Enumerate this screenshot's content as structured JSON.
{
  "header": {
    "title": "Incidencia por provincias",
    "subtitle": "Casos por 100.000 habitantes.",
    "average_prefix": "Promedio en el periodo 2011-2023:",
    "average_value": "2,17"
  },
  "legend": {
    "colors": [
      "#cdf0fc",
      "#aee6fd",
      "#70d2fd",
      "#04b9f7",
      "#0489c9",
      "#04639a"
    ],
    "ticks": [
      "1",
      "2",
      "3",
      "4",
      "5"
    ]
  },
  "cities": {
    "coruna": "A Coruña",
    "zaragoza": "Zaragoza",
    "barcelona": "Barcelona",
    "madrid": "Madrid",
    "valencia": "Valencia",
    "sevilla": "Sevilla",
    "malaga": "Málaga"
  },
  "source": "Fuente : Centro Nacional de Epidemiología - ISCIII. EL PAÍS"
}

◆ **Stated goal**: Transcribe each entry exactly.

◆ **Task response**:
Enumerate this screenshot's content as structured JSON.
{
  "header": {
    "title": "Incidencia por provincias",
    "subtitle": "Casos por 100.000 habitantes.",
    "average_prefix": "Promedio en el periodo 2011-2023:",
    "average_value": "2,17"
  },
  "legend": {
    "colors": [
      "#cdf0fc",
      "#aee6fd",
      "#70d2fd",
      "#04b9f7",
      "#0489c9",
      "#04639a"
    ],
    "ticks": [
      "1",
      "2",
      "3",
      "4",
      "5"
    ]
  },
  "cities": {
    "coruna": "A Coruña",
    "zaragoza": "Zaragoza",
    "barcelona": "Barcelona",
    "madrid": "Madrid",
    "valencia": "Valencia",
    "sevilla": "Sevilla",
    "malaga": "Málaga"
  },
  "source": "Fuente : Centro Nacional de Epidemiología - ISCIII. EL PAÍS"
}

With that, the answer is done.